= SUPPLIED RECORDS =
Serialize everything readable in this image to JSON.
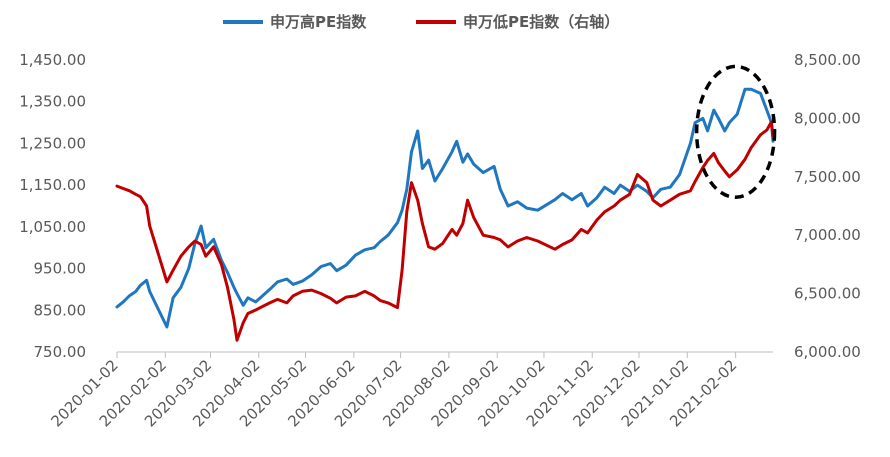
{
  "chart_data": {
    "type": "line",
    "legend_position": "top",
    "grid": false,
    "x_ticks": [
      "2020-01-02",
      "2020-02-02",
      "2020-03-02",
      "2020-04-02",
      "2020-05-02",
      "2020-06-02",
      "2020-07-02",
      "2020-08-02",
      "2020-09-02",
      "2020-10-02",
      "2020-11-02",
      "2020-12-02",
      "2021-01-02",
      "2021-02-02"
    ],
    "y_left": {
      "ylim": [
        750,
        1450
      ],
      "ticks": [
        "750.00",
        "850.00",
        "950.00",
        "1,050.00",
        "1,150.00",
        "1,250.00",
        "1,350.00",
        "1,450.00"
      ]
    },
    "y_right": {
      "ylim": [
        6000,
        8500
      ],
      "ticks": [
        "6,000.00",
        "6,500.00",
        "7,000.00",
        "7,500.00",
        "8,000.00",
        "8,500.00"
      ]
    },
    "series": [
      {
        "name": "申万高PE指数",
        "axis": "left",
        "color": "#1F77C0",
        "points": [
          [
            "2020-01-02",
            858
          ],
          [
            "2020-01-06",
            870
          ],
          [
            "2020-01-10",
            885
          ],
          [
            "2020-01-14",
            895
          ],
          [
            "2020-01-17",
            910
          ],
          [
            "2020-01-21",
            922
          ],
          [
            "2020-01-23",
            895
          ],
          [
            "2020-02-03",
            810
          ],
          [
            "2020-02-07",
            880
          ],
          [
            "2020-02-12",
            905
          ],
          [
            "2020-02-17",
            950
          ],
          [
            "2020-02-21",
            1010
          ],
          [
            "2020-02-25",
            1052
          ],
          [
            "2020-02-28",
            1000
          ],
          [
            "2020-03-04",
            1020
          ],
          [
            "2020-03-09",
            970
          ],
          [
            "2020-03-13",
            940
          ],
          [
            "2020-03-17",
            905
          ],
          [
            "2020-03-19",
            890
          ],
          [
            "2020-03-23",
            862
          ],
          [
            "2020-03-26",
            880
          ],
          [
            "2020-03-31",
            870
          ],
          [
            "2020-04-03",
            880
          ],
          [
            "2020-04-09",
            900
          ],
          [
            "2020-04-14",
            918
          ],
          [
            "2020-04-20",
            925
          ],
          [
            "2020-04-24",
            912
          ],
          [
            "2020-04-30",
            920
          ],
          [
            "2020-05-06",
            935
          ],
          [
            "2020-05-12",
            955
          ],
          [
            "2020-05-18",
            962
          ],
          [
            "2020-05-22",
            945
          ],
          [
            "2020-05-28",
            958
          ],
          [
            "2020-06-03",
            982
          ],
          [
            "2020-06-09",
            995
          ],
          [
            "2020-06-15",
            1000
          ],
          [
            "2020-06-19",
            1015
          ],
          [
            "2020-06-24",
            1030
          ],
          [
            "2020-06-30",
            1060
          ],
          [
            "2020-07-03",
            1090
          ],
          [
            "2020-07-06",
            1140
          ],
          [
            "2020-07-09",
            1230
          ],
          [
            "2020-07-13",
            1280
          ],
          [
            "2020-07-16",
            1190
          ],
          [
            "2020-07-20",
            1210
          ],
          [
            "2020-07-24",
            1160
          ],
          [
            "2020-07-29",
            1190
          ],
          [
            "2020-08-04",
            1230
          ],
          [
            "2020-08-07",
            1255
          ],
          [
            "2020-08-11",
            1205
          ],
          [
            "2020-08-14",
            1225
          ],
          [
            "2020-08-18",
            1200
          ],
          [
            "2020-08-24",
            1180
          ],
          [
            "2020-08-31",
            1195
          ],
          [
            "2020-09-04",
            1140
          ],
          [
            "2020-09-09",
            1100
          ],
          [
            "2020-09-15",
            1110
          ],
          [
            "2020-09-21",
            1095
          ],
          [
            "2020-09-28",
            1090
          ],
          [
            "2020-10-09",
            1115
          ],
          [
            "2020-10-14",
            1130
          ],
          [
            "2020-10-20",
            1115
          ],
          [
            "2020-10-26",
            1130
          ],
          [
            "2020-10-30",
            1100
          ],
          [
            "2020-11-05",
            1120
          ],
          [
            "2020-11-10",
            1145
          ],
          [
            "2020-11-16",
            1130
          ],
          [
            "2020-11-20",
            1150
          ],
          [
            "2020-11-26",
            1135
          ],
          [
            "2020-12-01",
            1150
          ],
          [
            "2020-12-07",
            1135
          ],
          [
            "2020-12-11",
            1120
          ],
          [
            "2020-12-16",
            1140
          ],
          [
            "2020-12-22",
            1145
          ],
          [
            "2020-12-28",
            1175
          ],
          [
            "2021-01-04",
            1250
          ],
          [
            "2021-01-07",
            1300
          ],
          [
            "2021-01-12",
            1310
          ],
          [
            "2021-01-15",
            1280
          ],
          [
            "2021-01-19",
            1330
          ],
          [
            "2021-01-22",
            1310
          ],
          [
            "2021-01-26",
            1280
          ],
          [
            "2021-01-29",
            1300
          ],
          [
            "2021-02-03",
            1320
          ],
          [
            "2021-02-08",
            1380
          ],
          [
            "2021-02-12",
            1380
          ],
          [
            "2021-02-18",
            1370
          ],
          [
            "2021-02-22",
            1330
          ],
          [
            "2021-02-25",
            1300
          ],
          [
            "2021-02-26",
            1255
          ]
        ]
      },
      {
        "name": "申万低PE指数（右轴）",
        "axis": "right",
        "color": "#C00000",
        "points": [
          [
            "2020-01-02",
            7420
          ],
          [
            "2020-01-06",
            7400
          ],
          [
            "2020-01-10",
            7380
          ],
          [
            "2020-01-14",
            7350
          ],
          [
            "2020-01-17",
            7330
          ],
          [
            "2020-01-21",
            7250
          ],
          [
            "2020-01-23",
            7080
          ],
          [
            "2020-02-03",
            6600
          ],
          [
            "2020-02-07",
            6700
          ],
          [
            "2020-02-12",
            6820
          ],
          [
            "2020-02-17",
            6900
          ],
          [
            "2020-02-21",
            6950
          ],
          [
            "2020-02-25",
            6920
          ],
          [
            "2020-02-28",
            6820
          ],
          [
            "2020-03-04",
            6900
          ],
          [
            "2020-03-09",
            6750
          ],
          [
            "2020-03-13",
            6550
          ],
          [
            "2020-03-17",
            6280
          ],
          [
            "2020-03-19",
            6100
          ],
          [
            "2020-03-23",
            6250
          ],
          [
            "2020-03-26",
            6330
          ],
          [
            "2020-03-31",
            6360
          ],
          [
            "2020-04-03",
            6380
          ],
          [
            "2020-04-09",
            6420
          ],
          [
            "2020-04-14",
            6450
          ],
          [
            "2020-04-20",
            6420
          ],
          [
            "2020-04-24",
            6480
          ],
          [
            "2020-04-30",
            6520
          ],
          [
            "2020-05-06",
            6530
          ],
          [
            "2020-05-12",
            6500
          ],
          [
            "2020-05-18",
            6460
          ],
          [
            "2020-05-22",
            6420
          ],
          [
            "2020-05-28",
            6470
          ],
          [
            "2020-06-03",
            6480
          ],
          [
            "2020-06-09",
            6520
          ],
          [
            "2020-06-15",
            6480
          ],
          [
            "2020-06-19",
            6440
          ],
          [
            "2020-06-24",
            6420
          ],
          [
            "2020-06-30",
            6380
          ],
          [
            "2020-07-03",
            6700
          ],
          [
            "2020-07-06",
            7200
          ],
          [
            "2020-07-09",
            7450
          ],
          [
            "2020-07-13",
            7300
          ],
          [
            "2020-07-16",
            7100
          ],
          [
            "2020-07-20",
            6900
          ],
          [
            "2020-07-24",
            6880
          ],
          [
            "2020-07-29",
            6930
          ],
          [
            "2020-08-04",
            7050
          ],
          [
            "2020-08-07",
            7000
          ],
          [
            "2020-08-11",
            7100
          ],
          [
            "2020-08-14",
            7300
          ],
          [
            "2020-08-18",
            7150
          ],
          [
            "2020-08-24",
            7000
          ],
          [
            "2020-08-31",
            6980
          ],
          [
            "2020-09-04",
            6960
          ],
          [
            "2020-09-09",
            6900
          ],
          [
            "2020-09-15",
            6950
          ],
          [
            "2020-09-21",
            6980
          ],
          [
            "2020-09-28",
            6950
          ],
          [
            "2020-10-09",
            6880
          ],
          [
            "2020-10-14",
            6920
          ],
          [
            "2020-10-20",
            6960
          ],
          [
            "2020-10-26",
            7050
          ],
          [
            "2020-10-30",
            7020
          ],
          [
            "2020-11-05",
            7130
          ],
          [
            "2020-11-10",
            7200
          ],
          [
            "2020-11-16",
            7250
          ],
          [
            "2020-11-20",
            7300
          ],
          [
            "2020-11-26",
            7350
          ],
          [
            "2020-12-01",
            7520
          ],
          [
            "2020-12-07",
            7450
          ],
          [
            "2020-12-11",
            7300
          ],
          [
            "2020-12-16",
            7250
          ],
          [
            "2020-12-22",
            7300
          ],
          [
            "2020-12-28",
            7350
          ],
          [
            "2021-01-04",
            7380
          ],
          [
            "2021-01-07",
            7460
          ],
          [
            "2021-01-12",
            7580
          ],
          [
            "2021-01-15",
            7640
          ],
          [
            "2021-01-19",
            7700
          ],
          [
            "2021-01-22",
            7620
          ],
          [
            "2021-01-26",
            7550
          ],
          [
            "2021-01-29",
            7500
          ],
          [
            "2021-02-03",
            7560
          ],
          [
            "2021-02-08",
            7650
          ],
          [
            "2021-02-12",
            7750
          ],
          [
            "2021-02-18",
            7860
          ],
          [
            "2021-02-22",
            7900
          ],
          [
            "2021-02-25",
            7970
          ],
          [
            "2021-02-26",
            7850
          ]
        ]
      }
    ],
    "annotations": [
      {
        "type": "dashed-ellipse",
        "center": [
          "2021-02-02",
          7885
        ],
        "radius_days": 25,
        "radius_value": 560,
        "axis": "right",
        "color": "#000000"
      }
    ]
  }
}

= PROBLEM DETAILS =
Of the lines in this listing, how many contain "color"? Reply with the number and nothing more.

= EXPECTED OUTPUT =
3